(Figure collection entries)
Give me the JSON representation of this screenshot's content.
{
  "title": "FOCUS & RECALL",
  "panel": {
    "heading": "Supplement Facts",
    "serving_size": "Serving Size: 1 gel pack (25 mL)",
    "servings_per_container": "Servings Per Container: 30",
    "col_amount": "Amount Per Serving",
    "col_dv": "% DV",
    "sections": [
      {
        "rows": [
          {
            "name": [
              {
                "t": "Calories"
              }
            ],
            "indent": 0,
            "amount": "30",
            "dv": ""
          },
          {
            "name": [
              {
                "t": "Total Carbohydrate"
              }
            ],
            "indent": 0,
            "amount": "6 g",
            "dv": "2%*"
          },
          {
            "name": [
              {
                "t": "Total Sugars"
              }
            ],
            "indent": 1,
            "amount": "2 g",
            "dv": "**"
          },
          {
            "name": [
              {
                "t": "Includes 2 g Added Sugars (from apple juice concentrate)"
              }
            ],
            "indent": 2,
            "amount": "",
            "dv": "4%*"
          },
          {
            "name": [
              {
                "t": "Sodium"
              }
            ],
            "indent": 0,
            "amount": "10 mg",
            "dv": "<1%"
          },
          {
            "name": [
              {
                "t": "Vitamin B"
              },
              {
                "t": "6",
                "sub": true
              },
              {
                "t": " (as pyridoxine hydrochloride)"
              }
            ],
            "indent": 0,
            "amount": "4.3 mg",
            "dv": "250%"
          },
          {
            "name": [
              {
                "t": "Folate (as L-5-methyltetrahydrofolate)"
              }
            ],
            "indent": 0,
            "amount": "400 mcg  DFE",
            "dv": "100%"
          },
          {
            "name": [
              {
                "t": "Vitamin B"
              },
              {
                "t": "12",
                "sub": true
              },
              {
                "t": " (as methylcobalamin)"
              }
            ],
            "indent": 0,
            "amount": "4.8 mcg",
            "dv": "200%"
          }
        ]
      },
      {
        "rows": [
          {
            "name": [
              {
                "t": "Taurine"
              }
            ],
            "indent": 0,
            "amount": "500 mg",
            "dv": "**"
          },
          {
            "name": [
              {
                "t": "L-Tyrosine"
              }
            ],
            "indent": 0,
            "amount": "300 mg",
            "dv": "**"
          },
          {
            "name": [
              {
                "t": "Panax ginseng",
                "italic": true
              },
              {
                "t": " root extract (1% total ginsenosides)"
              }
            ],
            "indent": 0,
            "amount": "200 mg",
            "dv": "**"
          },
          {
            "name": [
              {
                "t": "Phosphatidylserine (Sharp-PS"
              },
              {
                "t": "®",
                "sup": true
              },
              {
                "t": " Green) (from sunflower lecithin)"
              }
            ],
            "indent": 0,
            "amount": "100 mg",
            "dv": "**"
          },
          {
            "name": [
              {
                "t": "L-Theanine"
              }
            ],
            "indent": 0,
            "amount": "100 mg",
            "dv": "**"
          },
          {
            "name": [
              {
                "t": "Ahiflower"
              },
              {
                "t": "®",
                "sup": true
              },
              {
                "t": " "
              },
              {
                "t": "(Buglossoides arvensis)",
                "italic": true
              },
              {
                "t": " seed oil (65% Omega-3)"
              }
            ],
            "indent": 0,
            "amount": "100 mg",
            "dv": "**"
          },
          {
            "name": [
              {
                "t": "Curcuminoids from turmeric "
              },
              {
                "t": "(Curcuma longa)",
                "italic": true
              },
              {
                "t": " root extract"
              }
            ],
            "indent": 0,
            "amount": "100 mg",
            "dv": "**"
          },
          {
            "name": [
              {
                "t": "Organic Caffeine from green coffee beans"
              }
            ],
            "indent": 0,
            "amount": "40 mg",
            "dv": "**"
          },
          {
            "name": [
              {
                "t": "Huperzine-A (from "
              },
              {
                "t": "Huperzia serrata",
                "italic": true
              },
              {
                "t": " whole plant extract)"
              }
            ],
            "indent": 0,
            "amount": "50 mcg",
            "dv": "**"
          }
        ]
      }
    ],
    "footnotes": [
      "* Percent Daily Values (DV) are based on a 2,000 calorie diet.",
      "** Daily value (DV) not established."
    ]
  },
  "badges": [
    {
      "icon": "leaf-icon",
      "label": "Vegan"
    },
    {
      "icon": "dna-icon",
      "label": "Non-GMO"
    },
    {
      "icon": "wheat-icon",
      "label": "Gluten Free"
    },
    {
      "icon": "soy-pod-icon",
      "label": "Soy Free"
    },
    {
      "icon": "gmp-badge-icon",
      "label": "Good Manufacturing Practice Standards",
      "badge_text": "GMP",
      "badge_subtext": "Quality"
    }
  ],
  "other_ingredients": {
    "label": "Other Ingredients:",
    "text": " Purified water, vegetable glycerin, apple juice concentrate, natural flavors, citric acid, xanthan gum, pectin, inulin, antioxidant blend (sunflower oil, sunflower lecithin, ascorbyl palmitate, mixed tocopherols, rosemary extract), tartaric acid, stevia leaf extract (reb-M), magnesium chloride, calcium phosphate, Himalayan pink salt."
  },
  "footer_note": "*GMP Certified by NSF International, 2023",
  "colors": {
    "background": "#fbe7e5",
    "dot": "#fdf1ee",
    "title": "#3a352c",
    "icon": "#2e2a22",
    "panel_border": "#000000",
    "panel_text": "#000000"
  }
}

WHAT YOU WILL DO = Please set down all the data word for word.

SOLUTION =
Give me the JSON representation of this screenshot's content.
{
  "title": "FOCUS & RECALL",
  "panel": {
    "heading": "Supplement Facts",
    "serving_size": "Serving Size: 1 gel pack (25 mL)",
    "servings_per_container": "Servings Per Container: 30",
    "col_amount": "Amount Per Serving",
    "col_dv": "% DV",
    "sections": [
      {
        "rows": [
          {
            "name": [
              {
                "t": "Calories"
              }
            ],
            "indent": 0,
            "amount": "30",
            "dv": ""
          },
          {
            "name": [
              {
                "t": "Total Carbohydrate"
              }
            ],
            "indent": 0,
            "amount": "6 g",
            "dv": "2%*"
          },
          {
            "name": [
              {
                "t": "Total Sugars"
              }
            ],
            "indent": 1,
            "amount": "2 g",
            "dv": "**"
          },
          {
            "name": [
              {
                "t": "Includes 2 g Added Sugars (from apple juice concentrate)"
              }
            ],
            "indent": 2,
            "amount": "",
            "dv": "4%*"
          },
          {
            "name": [
              {
                "t": "Sodium"
              }
            ],
            "indent": 0,
            "amount": "10 mg",
            "dv": "<1%"
          },
          {
            "name": [
              {
                "t": "Vitamin B"
              },
              {
                "t": "6",
                "sub": true
              },
              {
                "t": " (as pyridoxine hydrochloride)"
              }
            ],
            "indent": 0,
            "amount": "4.3 mg",
            "dv": "250%"
          },
          {
            "name": [
              {
                "t": "Folate (as L-5-methyltetrahydrofolate)"
              }
            ],
            "indent": 0,
            "amount": "400 mcg  DFE",
            "dv": "100%"
          },
          {
            "name": [
              {
                "t": "Vitamin B"
              },
              {
                "t": "12",
                "sub": true
              },
              {
                "t": " (as methylcobalamin)"
              }
            ],
            "indent": 0,
            "amount": "4.8 mcg",
            "dv": "200%"
          }
        ]
      },
      {
        "rows": [
          {
            "name": [
              {
                "t": "Taurine"
              }
            ],
            "indent": 0,
            "amount": "500 mg",
            "dv": "**"
          },
          {
            "name": [
              {
                "t": "L-Tyrosine"
              }
            ],
            "indent": 0,
            "amount": "300 mg",
            "dv": "**"
          },
          {
            "name": [
              {
                "t": "Panax ginseng",
                "italic": true
              },
              {
                "t": " root extract (1% total ginsenosides)"
              }
            ],
            "indent": 0,
            "amount": "200 mg",
            "dv": "**"
          },
          {
            "name": [
              {
                "t": "Phosphatidylserine (Sharp-PS"
              },
              {
                "t": "®",
                "sup": true
              },
              {
                "t": " Green) (from sunflower lecithin)"
              }
            ],
            "indent": 0,
            "amount": "100 mg",
            "dv": "**"
          },
          {
            "name": [
              {
                "t": "L-Theanine"
              }
            ],
            "indent": 0,
            "amount": "100 mg",
            "dv": "**"
          },
          {
            "name": [
              {
                "t": "Ahiflower"
              },
              {
                "t": "®",
                "sup": true
              },
              {
                "t": " "
              },
              {
                "t": "(Buglossoides arvensis)",
                "italic": true
              },
              {
                "t": " seed oil (65% Omega-3)"
              }
            ],
            "indent": 0,
            "amount": "100 mg",
            "dv": "**"
          },
          {
            "name": [
              {
                "t": "Curcuminoids from turmeric "
              },
              {
                "t": "(Curcuma longa)",
                "italic": true
              },
              {
                "t": " root extract"
              }
            ],
            "indent": 0,
            "amount": "100 mg",
            "dv": "**"
          },
          {
            "name": [
              {
                "t": "Organic Caffeine from green coffee beans"
              }
            ],
            "indent": 0,
            "amount": "40 mg",
            "dv": "**"
          },
          {
            "name": [
              {
                "t": "Huperzine-A (from "
              },
              {
                "t": "Huperzia serrata",
                "italic": true
              },
              {
                "t": " whole plant extract)"
              }
            ],
            "indent": 0,
            "amount": "50 mcg",
            "dv": "**"
          }
        ]
      }
    ],
    "footnotes": [
      "* Percent Daily Values (DV) are based on a 2,000 calorie diet.",
      "** Daily value (DV) not established."
    ]
  },
  "badges": [
    {
      "icon": "leaf-icon",
      "label": "Vegan"
    },
    {
      "icon": "dna-icon",
      "label": "Non-GMO"
    },
    {
      "icon": "wheat-icon",
      "label": "Gluten Free"
    },
    {
      "icon": "soy-pod-icon",
      "label": "Soy Free"
    },
    {
      "icon": "gmp-badge-icon",
      "label": "Good Manufacturing Practice Standards",
      "badge_text": "GMP",
      "badge_subtext": "Quality"
    }
  ],
  "other_ingredients": {
    "label": "Other Ingredients:",
    "text": " Purified water, vegetable glycerin, apple juice concentrate, natural flavors, citric acid, xanthan gum, pectin, inulin, antioxidant blend (sunflower oil, sunflower lecithin, ascorbyl palmitate, mixed tocopherols, rosemary extract), tartaric acid, stevia leaf extract (reb-M), magnesium chloride, calcium phosphate, Himalayan pink salt."
  },
  "footer_note": "*GMP Certified by NSF International, 2023",
  "colors": {
    "background": "#fbe7e5",
    "dot": "#fdf1ee",
    "title": "#3a352c",
    "icon": "#2e2a22",
    "panel_border": "#000000",
    "panel_text": "#000000"
  }
}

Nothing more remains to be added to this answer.